[Begin]

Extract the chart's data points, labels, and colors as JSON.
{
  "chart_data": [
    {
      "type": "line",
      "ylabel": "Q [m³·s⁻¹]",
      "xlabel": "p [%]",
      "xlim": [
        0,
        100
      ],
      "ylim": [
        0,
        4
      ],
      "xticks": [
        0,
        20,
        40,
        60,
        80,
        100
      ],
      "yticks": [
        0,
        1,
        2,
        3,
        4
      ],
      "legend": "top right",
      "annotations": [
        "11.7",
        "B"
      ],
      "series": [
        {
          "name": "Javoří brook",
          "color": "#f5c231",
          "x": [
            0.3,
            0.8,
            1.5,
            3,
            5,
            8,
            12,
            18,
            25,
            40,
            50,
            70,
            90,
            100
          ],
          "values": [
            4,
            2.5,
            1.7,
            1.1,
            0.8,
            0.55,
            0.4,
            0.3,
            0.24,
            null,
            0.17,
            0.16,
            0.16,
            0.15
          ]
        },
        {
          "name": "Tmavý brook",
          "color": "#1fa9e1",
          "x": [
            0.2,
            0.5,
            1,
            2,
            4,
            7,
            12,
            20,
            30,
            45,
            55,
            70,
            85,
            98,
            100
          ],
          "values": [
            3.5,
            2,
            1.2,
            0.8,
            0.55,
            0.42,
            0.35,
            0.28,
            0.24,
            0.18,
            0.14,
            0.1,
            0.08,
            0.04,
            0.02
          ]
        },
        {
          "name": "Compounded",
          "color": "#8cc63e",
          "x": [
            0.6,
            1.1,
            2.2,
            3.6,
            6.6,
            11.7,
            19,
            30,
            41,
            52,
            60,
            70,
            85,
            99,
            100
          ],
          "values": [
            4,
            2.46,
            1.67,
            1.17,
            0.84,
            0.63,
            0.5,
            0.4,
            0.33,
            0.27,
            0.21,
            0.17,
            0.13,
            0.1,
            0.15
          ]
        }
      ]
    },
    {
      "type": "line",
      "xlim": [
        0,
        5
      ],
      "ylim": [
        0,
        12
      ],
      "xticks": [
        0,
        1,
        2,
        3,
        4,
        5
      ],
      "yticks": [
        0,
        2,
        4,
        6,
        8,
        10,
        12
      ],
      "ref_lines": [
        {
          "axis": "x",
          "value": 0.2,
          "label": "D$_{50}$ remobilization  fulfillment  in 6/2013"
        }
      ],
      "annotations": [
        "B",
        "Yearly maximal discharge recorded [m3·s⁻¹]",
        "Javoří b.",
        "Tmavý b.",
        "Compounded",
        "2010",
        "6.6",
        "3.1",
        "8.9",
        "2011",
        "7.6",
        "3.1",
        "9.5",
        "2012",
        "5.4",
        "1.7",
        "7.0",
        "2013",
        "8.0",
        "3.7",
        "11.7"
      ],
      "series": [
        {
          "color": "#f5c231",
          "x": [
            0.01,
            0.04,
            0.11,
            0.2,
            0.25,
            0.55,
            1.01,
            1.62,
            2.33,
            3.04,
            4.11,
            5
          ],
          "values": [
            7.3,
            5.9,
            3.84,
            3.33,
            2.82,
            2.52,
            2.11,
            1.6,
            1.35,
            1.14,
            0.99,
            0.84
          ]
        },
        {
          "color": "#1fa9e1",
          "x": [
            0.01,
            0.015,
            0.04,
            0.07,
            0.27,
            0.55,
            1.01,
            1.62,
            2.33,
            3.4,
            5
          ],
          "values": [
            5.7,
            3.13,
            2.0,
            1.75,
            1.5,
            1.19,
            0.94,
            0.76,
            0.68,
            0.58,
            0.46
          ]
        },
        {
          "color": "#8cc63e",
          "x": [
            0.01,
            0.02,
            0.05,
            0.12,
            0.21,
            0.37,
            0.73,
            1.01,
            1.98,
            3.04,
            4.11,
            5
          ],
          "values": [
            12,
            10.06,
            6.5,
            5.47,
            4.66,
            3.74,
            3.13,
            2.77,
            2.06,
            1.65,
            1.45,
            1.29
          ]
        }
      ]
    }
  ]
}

[End]

§ WHAT THE TASK REQUIRES
Transcribe the records above exactly as they appear.

§ EXERCISE RESULT
Extract the chart's data points, labels, and colors as JSON.
{
  "chart_data": [
    {
      "type": "line",
      "ylabel": "Q [m³·s⁻¹]",
      "xlabel": "p [%]",
      "xlim": [
        0,
        100
      ],
      "ylim": [
        0,
        4
      ],
      "xticks": [
        0,
        20,
        40,
        60,
        80,
        100
      ],
      "yticks": [
        0,
        1,
        2,
        3,
        4
      ],
      "legend": "top right",
      "annotations": [
        "11.7",
        "B"
      ],
      "series": [
        {
          "name": "Javoří brook",
          "color": "#f5c231",
          "x": [
            0.3,
            0.8,
            1.5,
            3,
            5,
            8,
            12,
            18,
            25,
            40,
            50,
            70,
            90,
            100
          ],
          "values": [
            4,
            2.5,
            1.7,
            1.1,
            0.8,
            0.55,
            0.4,
            0.3,
            0.24,
            null,
            0.17,
            0.16,
            0.16,
            0.15
          ]
        },
        {
          "name": "Tmavý brook",
          "color": "#1fa9e1",
          "x": [
            0.2,
            0.5,
            1,
            2,
            4,
            7,
            12,
            20,
            30,
            45,
            55,
            70,
            85,
            98,
            100
          ],
          "values": [
            3.5,
            2,
            1.2,
            0.8,
            0.55,
            0.42,
            0.35,
            0.28,
            0.24,
            0.18,
            0.14,
            0.1,
            0.08,
            0.04,
            0.02
          ]
        },
        {
          "name": "Compounded",
          "color": "#8cc63e",
          "x": [
            0.6,
            1.1,
            2.2,
            3.6,
            6.6,
            11.7,
            19,
            30,
            41,
            52,
            60,
            70,
            85,
            99,
            100
          ],
          "values": [
            4,
            2.46,
            1.67,
            1.17,
            0.84,
            0.63,
            0.5,
            0.4,
            0.33,
            0.27,
            0.21,
            0.17,
            0.13,
            0.1,
            0.15
          ]
        }
      ]
    },
    {
      "type": "line",
      "xlim": [
        0,
        5
      ],
      "ylim": [
        0,
        12
      ],
      "xticks": [
        0,
        1,
        2,
        3,
        4,
        5
      ],
      "yticks": [
        0,
        2,
        4,
        6,
        8,
        10,
        12
      ],
      "ref_lines": [
        {
          "axis": "x",
          "value": 0.2,
          "label": "D$_{50}$ remobilization  fulfillment  in 6/2013"
        }
      ],
      "annotations": [
        "B",
        "Yearly maximal discharge recorded [m3·s⁻¹]",
        "Javoří b.",
        "Tmavý b.",
        "Compounded",
        "2010",
        "6.6",
        "3.1",
        "8.9",
        "2011",
        "7.6",
        "3.1",
        "9.5",
        "2012",
        "5.4",
        "1.7",
        "7.0",
        "2013",
        "8.0",
        "3.7",
        "11.7"
      ],
      "series": [
        {
          "color": "#f5c231",
          "x": [
            0.01,
            0.04,
            0.11,
            0.2,
            0.25,
            0.55,
            1.01,
            1.62,
            2.33,
            3.04,
            4.11,
            5
          ],
          "values": [
            7.3,
            5.9,
            3.84,
            3.33,
            2.82,
            2.52,
            2.11,
            1.6,
            1.35,
            1.14,
            0.99,
            0.84
          ]
        },
        {
          "color": "#1fa9e1",
          "x": [
            0.01,
            0.015,
            0.04,
            0.07,
            0.27,
            0.55,
            1.01,
            1.62,
            2.33,
            3.4,
            5
          ],
          "values": [
            5.7,
            3.13,
            2.0,
            1.75,
            1.5,
            1.19,
            0.94,
            0.76,
            0.68,
            0.58,
            0.46
          ]
        },
        {
          "color": "#8cc63e",
          "x": [
            0.01,
            0.02,
            0.05,
            0.12,
            0.21,
            0.37,
            0.73,
            1.01,
            1.98,
            3.04,
            4.11,
            5
          ],
          "values": [
            12,
            10.06,
            6.5,
            5.47,
            4.66,
            3.74,
            3.13,
            2.77,
            2.06,
            1.65,
            1.45,
            1.29
          ]
        }
      ]
    }
  ]
}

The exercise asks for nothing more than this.